Figure content listings

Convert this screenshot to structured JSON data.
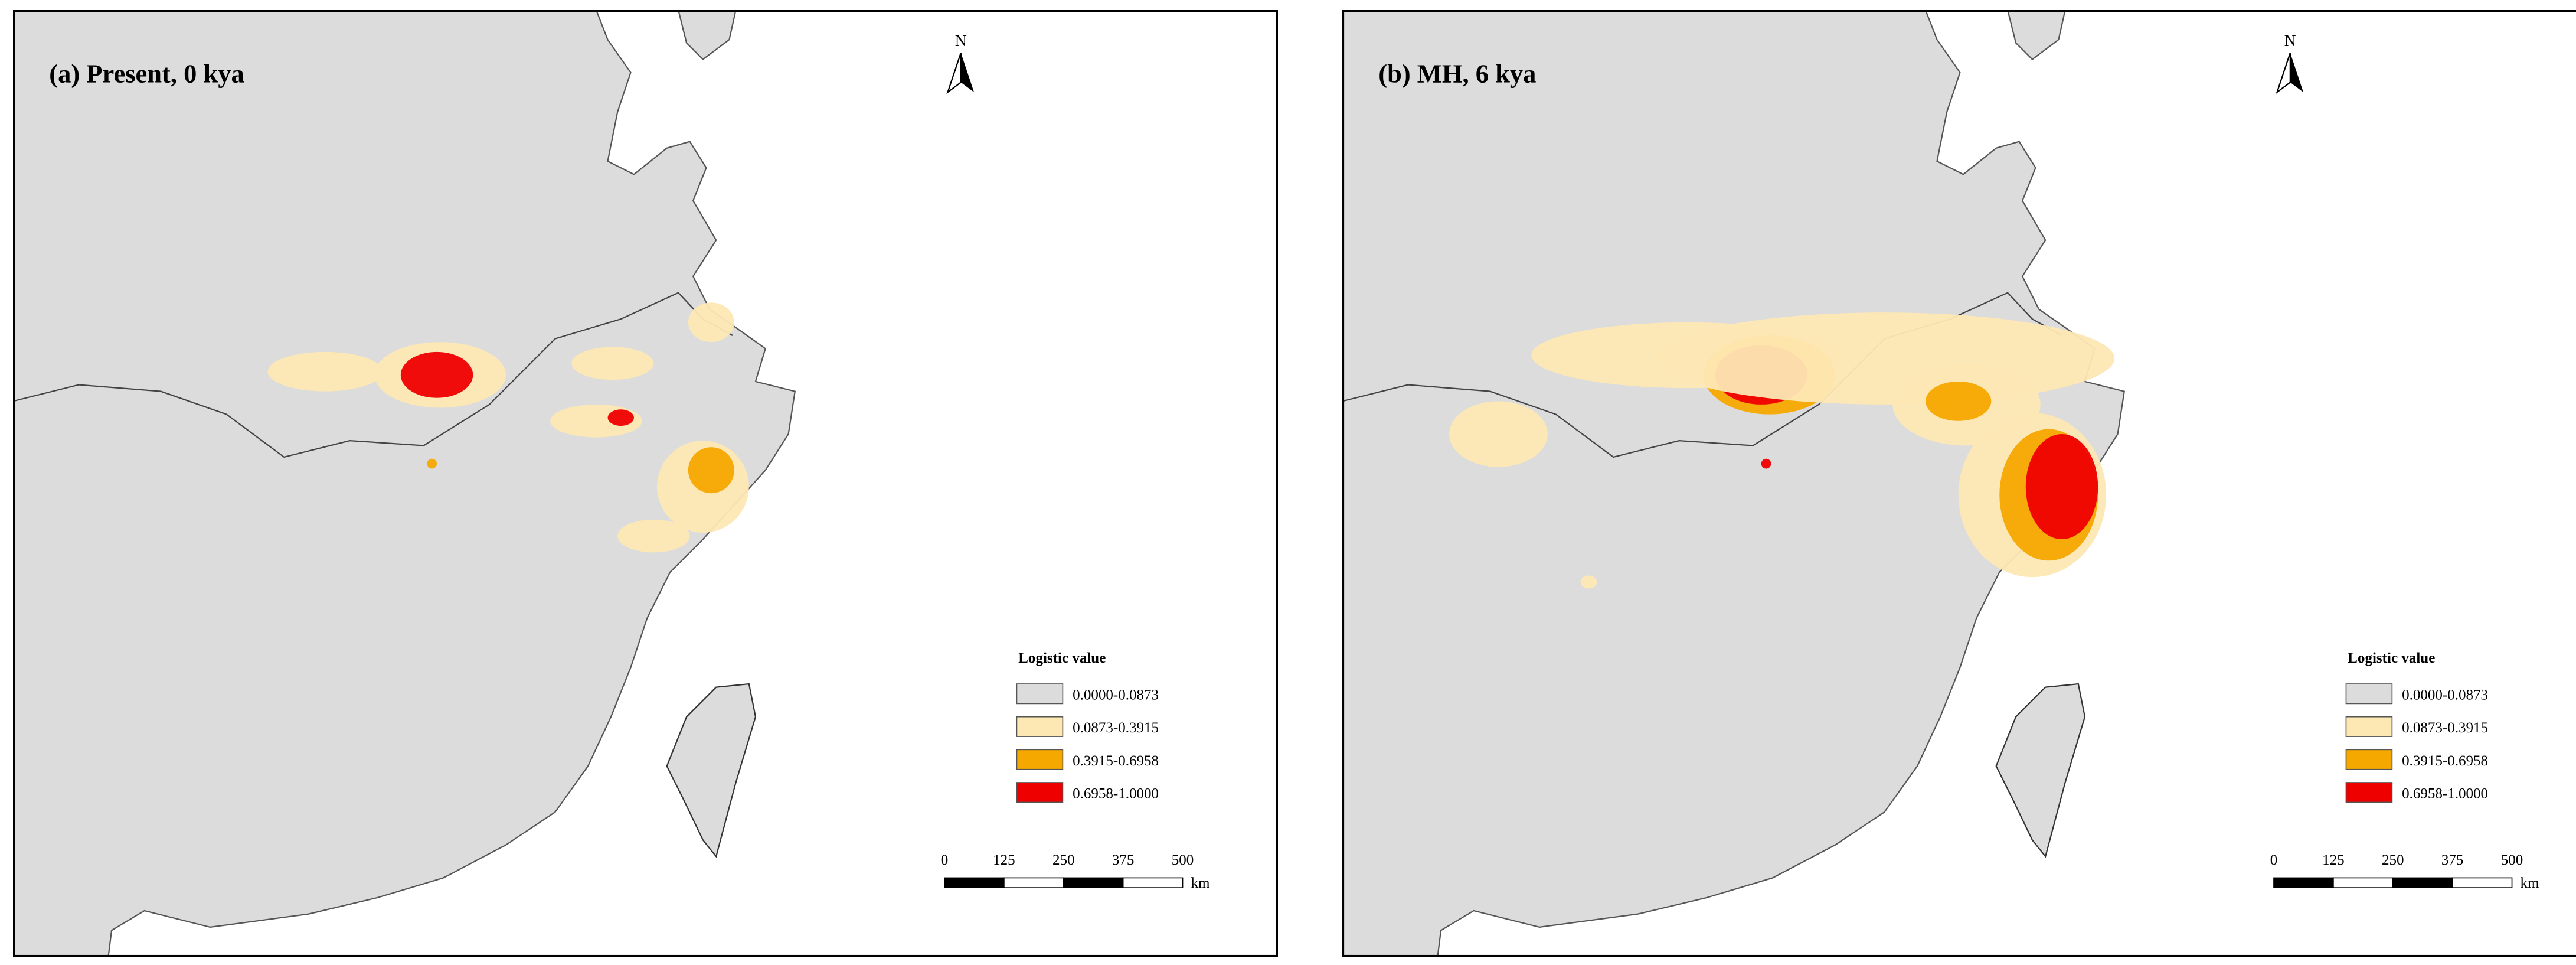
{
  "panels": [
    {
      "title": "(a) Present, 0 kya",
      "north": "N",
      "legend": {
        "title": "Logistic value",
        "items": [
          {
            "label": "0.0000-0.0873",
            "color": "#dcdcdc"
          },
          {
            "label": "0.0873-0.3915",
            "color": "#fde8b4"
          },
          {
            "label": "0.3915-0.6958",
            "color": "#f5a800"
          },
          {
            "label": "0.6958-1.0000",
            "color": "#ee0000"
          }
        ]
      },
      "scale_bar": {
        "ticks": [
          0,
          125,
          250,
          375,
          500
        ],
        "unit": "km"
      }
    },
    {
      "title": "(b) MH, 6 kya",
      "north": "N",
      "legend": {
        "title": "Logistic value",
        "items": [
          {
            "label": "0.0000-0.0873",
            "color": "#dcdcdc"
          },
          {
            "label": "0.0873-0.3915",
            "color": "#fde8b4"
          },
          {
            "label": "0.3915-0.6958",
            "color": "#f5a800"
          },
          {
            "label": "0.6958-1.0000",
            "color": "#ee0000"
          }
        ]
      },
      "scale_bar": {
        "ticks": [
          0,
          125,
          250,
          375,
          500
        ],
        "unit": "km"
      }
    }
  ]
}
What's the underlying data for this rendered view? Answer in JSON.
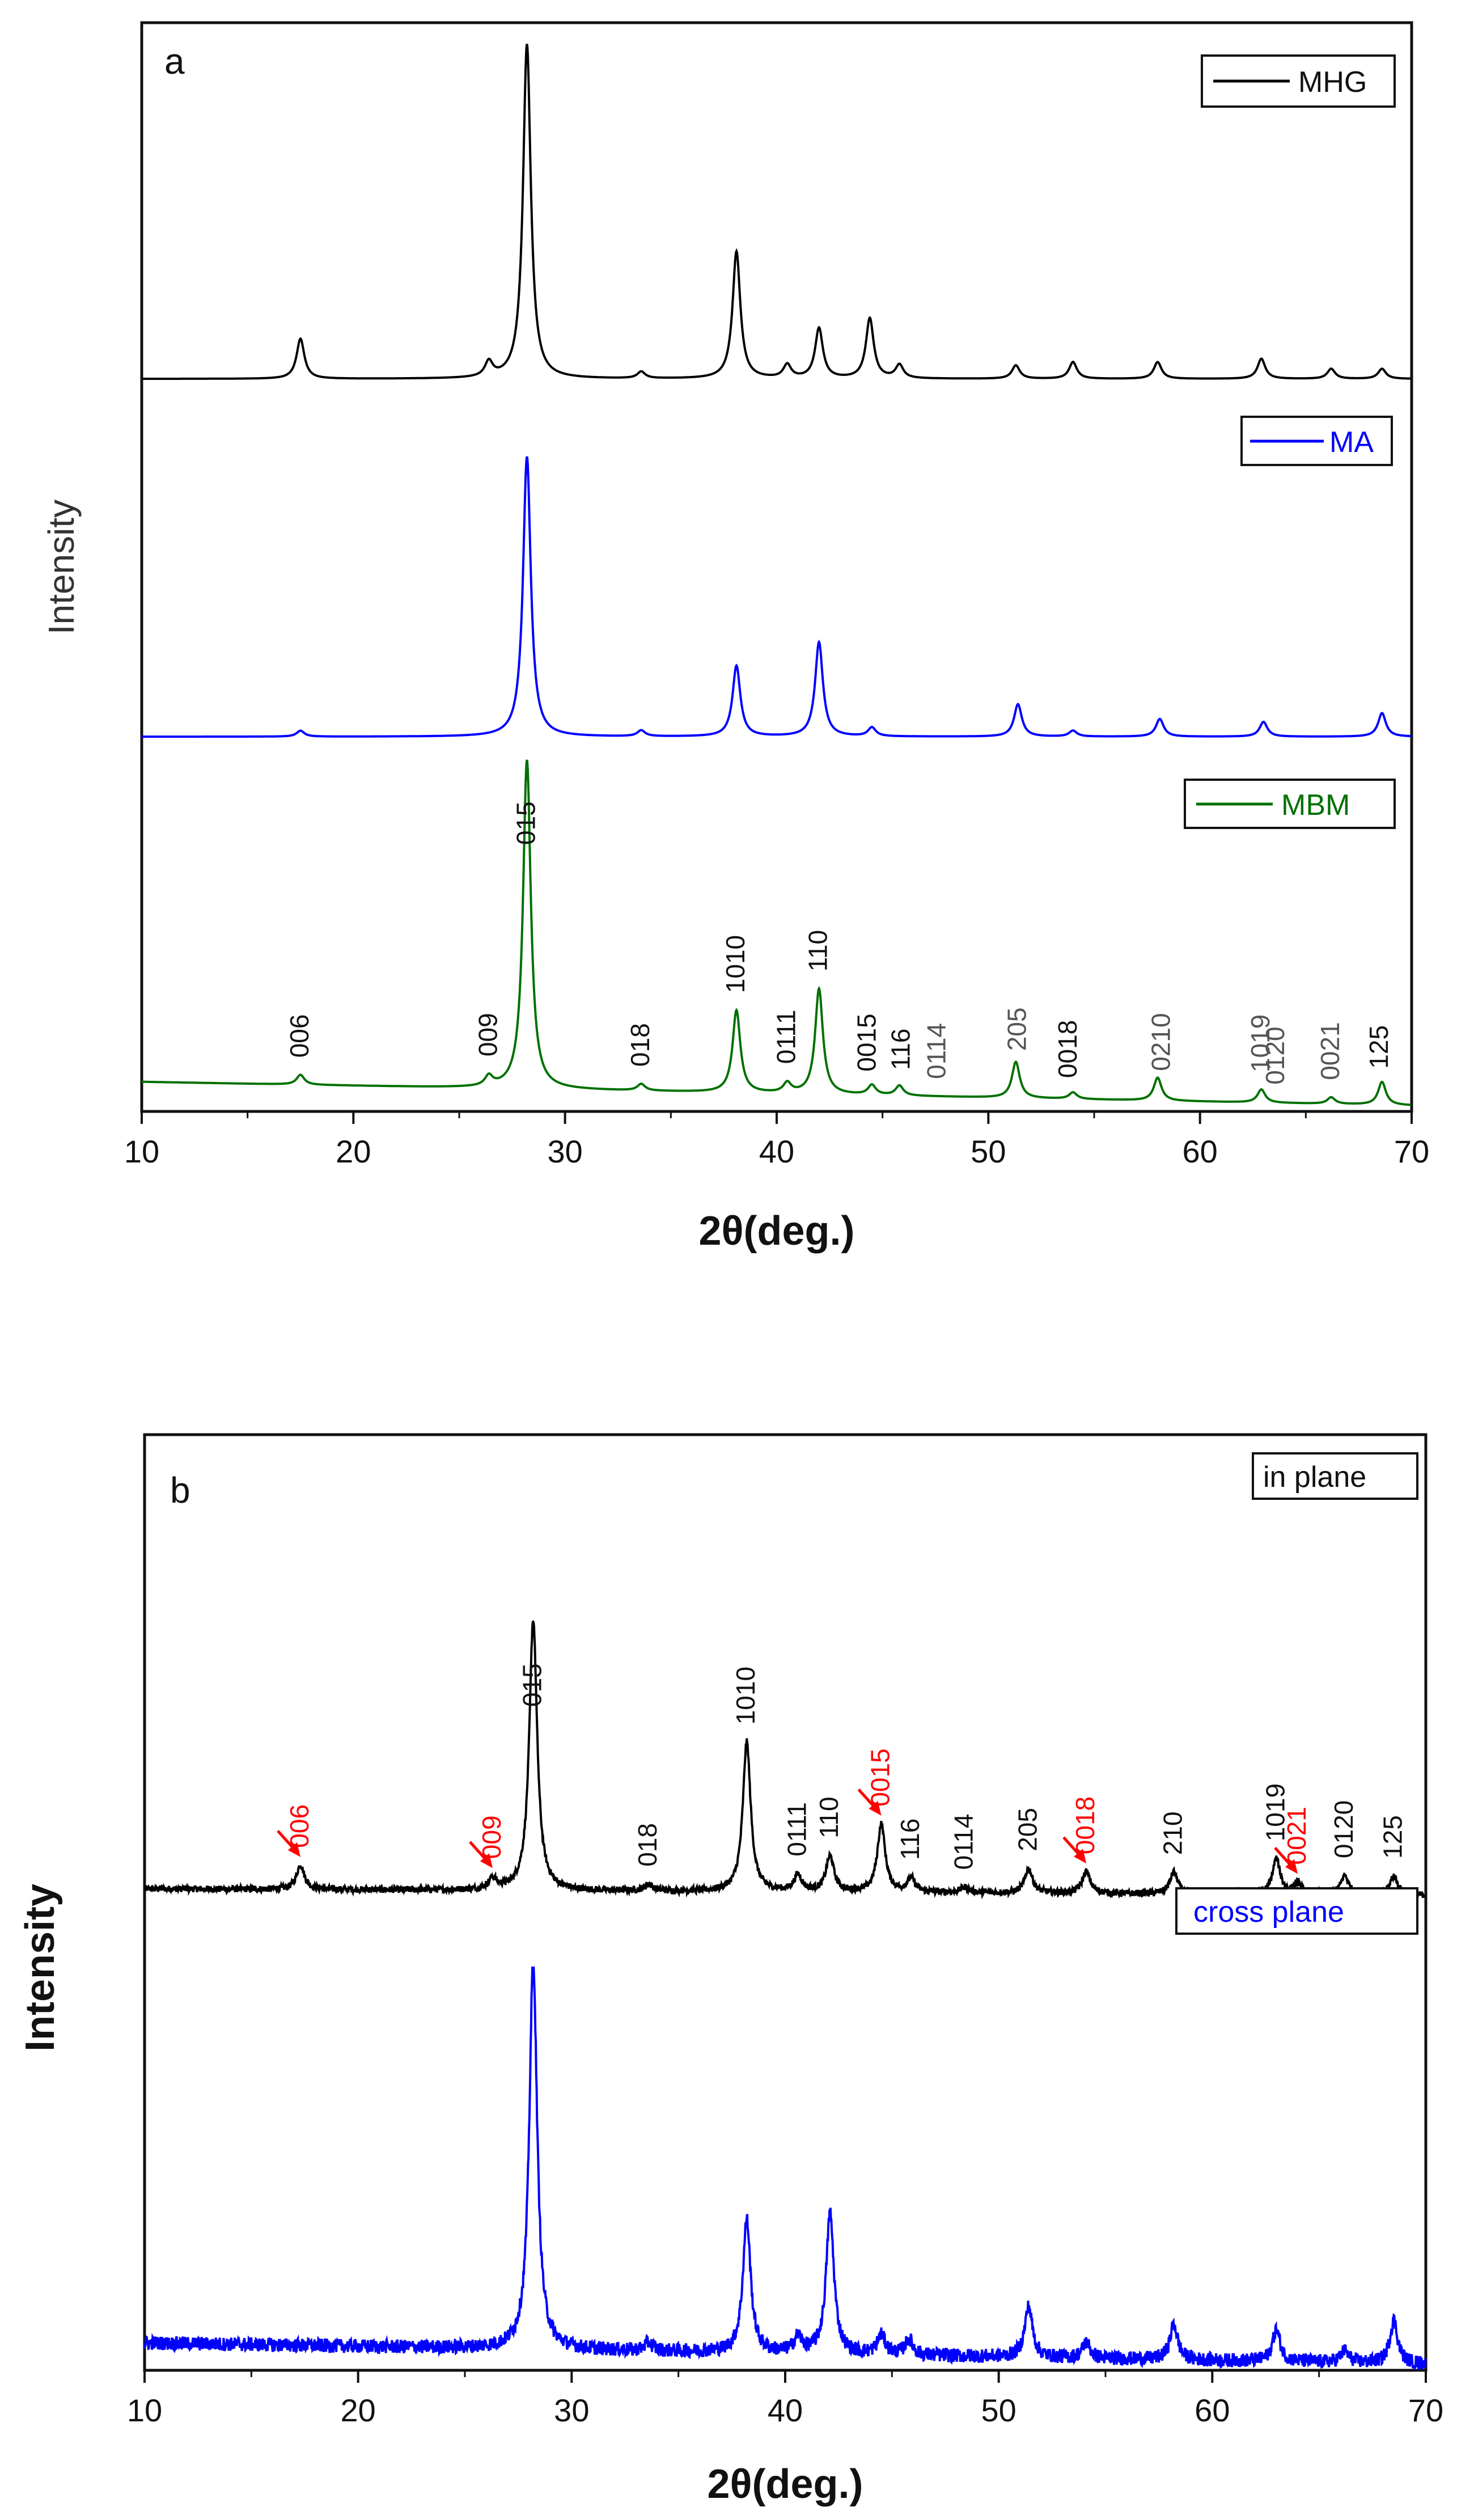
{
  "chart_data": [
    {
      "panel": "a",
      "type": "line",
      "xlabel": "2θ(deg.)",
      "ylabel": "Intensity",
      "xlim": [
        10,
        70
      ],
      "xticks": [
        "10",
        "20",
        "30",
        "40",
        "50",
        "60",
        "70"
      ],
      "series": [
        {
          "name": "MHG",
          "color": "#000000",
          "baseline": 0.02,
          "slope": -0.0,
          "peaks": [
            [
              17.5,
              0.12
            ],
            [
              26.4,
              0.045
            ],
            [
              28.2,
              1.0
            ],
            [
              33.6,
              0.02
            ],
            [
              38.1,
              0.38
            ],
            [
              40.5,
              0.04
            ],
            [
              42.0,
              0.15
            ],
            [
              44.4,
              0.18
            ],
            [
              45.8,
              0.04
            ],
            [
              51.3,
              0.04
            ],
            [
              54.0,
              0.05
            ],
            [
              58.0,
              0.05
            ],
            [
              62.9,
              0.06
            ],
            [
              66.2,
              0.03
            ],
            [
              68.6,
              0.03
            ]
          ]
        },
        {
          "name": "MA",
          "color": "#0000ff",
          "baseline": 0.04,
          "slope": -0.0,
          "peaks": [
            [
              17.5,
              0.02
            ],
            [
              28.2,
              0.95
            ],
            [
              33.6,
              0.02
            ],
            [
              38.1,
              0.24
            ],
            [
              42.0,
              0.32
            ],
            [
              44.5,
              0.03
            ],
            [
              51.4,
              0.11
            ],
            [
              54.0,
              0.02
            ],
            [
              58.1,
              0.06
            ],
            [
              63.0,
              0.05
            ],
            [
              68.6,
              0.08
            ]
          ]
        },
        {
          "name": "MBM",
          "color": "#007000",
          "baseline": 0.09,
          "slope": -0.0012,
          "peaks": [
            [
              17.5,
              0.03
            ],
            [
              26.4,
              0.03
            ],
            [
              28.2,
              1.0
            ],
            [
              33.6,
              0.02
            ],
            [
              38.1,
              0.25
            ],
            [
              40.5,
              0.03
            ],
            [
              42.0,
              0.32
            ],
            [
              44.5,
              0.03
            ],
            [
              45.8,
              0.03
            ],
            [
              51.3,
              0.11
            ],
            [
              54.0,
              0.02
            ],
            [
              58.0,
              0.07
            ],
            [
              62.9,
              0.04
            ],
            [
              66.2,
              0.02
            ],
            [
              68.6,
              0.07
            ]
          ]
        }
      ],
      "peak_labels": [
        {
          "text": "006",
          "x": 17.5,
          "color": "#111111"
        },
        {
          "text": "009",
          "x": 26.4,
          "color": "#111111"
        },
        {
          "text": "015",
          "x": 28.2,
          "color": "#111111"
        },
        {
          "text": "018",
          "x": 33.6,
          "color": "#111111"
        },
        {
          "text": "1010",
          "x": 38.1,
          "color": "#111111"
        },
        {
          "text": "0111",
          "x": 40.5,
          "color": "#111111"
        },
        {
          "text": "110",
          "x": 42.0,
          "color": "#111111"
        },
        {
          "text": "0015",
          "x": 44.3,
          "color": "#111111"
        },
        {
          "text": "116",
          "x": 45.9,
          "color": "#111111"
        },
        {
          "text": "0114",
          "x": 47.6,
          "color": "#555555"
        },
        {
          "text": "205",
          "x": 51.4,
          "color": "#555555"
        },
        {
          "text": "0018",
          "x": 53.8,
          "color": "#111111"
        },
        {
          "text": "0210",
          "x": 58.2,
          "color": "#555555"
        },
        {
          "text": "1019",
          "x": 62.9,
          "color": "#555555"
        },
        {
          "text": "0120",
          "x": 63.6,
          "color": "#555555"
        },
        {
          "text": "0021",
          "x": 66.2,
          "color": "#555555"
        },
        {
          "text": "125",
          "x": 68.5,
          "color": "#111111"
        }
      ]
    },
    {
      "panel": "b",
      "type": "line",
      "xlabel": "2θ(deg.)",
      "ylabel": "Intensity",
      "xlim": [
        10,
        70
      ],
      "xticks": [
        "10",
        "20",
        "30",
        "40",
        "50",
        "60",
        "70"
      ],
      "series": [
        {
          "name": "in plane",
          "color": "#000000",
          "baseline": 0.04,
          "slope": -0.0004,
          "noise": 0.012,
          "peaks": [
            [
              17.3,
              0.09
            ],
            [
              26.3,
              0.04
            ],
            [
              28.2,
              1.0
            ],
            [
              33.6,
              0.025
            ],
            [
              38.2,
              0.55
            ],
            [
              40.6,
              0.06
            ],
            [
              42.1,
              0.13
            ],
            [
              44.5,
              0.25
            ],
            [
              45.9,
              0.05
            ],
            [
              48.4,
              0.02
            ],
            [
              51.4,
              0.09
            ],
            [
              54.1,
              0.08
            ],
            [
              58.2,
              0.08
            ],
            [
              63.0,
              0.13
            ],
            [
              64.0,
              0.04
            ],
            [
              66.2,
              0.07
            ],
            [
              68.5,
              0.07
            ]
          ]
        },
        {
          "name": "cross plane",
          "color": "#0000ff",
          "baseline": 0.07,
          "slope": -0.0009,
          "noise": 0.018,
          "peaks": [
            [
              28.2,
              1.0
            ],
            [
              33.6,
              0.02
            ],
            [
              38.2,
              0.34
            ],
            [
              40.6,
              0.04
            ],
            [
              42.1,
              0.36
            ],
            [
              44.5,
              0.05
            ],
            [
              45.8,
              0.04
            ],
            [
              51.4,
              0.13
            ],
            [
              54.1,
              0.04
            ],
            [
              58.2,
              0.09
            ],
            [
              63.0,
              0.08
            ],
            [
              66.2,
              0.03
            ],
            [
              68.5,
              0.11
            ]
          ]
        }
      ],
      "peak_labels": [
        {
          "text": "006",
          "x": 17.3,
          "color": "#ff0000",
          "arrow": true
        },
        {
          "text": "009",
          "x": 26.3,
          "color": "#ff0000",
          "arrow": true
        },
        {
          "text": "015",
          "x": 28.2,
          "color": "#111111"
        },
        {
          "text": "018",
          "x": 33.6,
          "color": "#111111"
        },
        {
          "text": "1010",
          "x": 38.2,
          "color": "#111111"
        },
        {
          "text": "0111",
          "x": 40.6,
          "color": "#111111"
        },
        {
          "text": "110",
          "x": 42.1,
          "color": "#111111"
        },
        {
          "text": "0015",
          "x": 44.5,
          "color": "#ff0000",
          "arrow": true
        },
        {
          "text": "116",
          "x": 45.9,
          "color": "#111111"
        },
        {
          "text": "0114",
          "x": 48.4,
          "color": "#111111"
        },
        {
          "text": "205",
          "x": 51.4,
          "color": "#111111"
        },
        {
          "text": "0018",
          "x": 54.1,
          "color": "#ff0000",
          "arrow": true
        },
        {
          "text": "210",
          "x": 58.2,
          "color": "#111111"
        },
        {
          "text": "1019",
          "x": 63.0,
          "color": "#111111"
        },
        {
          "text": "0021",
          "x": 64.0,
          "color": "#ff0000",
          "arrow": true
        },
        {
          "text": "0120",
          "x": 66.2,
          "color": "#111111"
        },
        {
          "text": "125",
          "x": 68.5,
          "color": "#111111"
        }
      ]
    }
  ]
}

Aim of the exercise: Copy every line above that holds the word "JSON".

Response:
Convert this screenshot to structured JSON data.
What's the underlying data for this rendered view? Answer in JSON.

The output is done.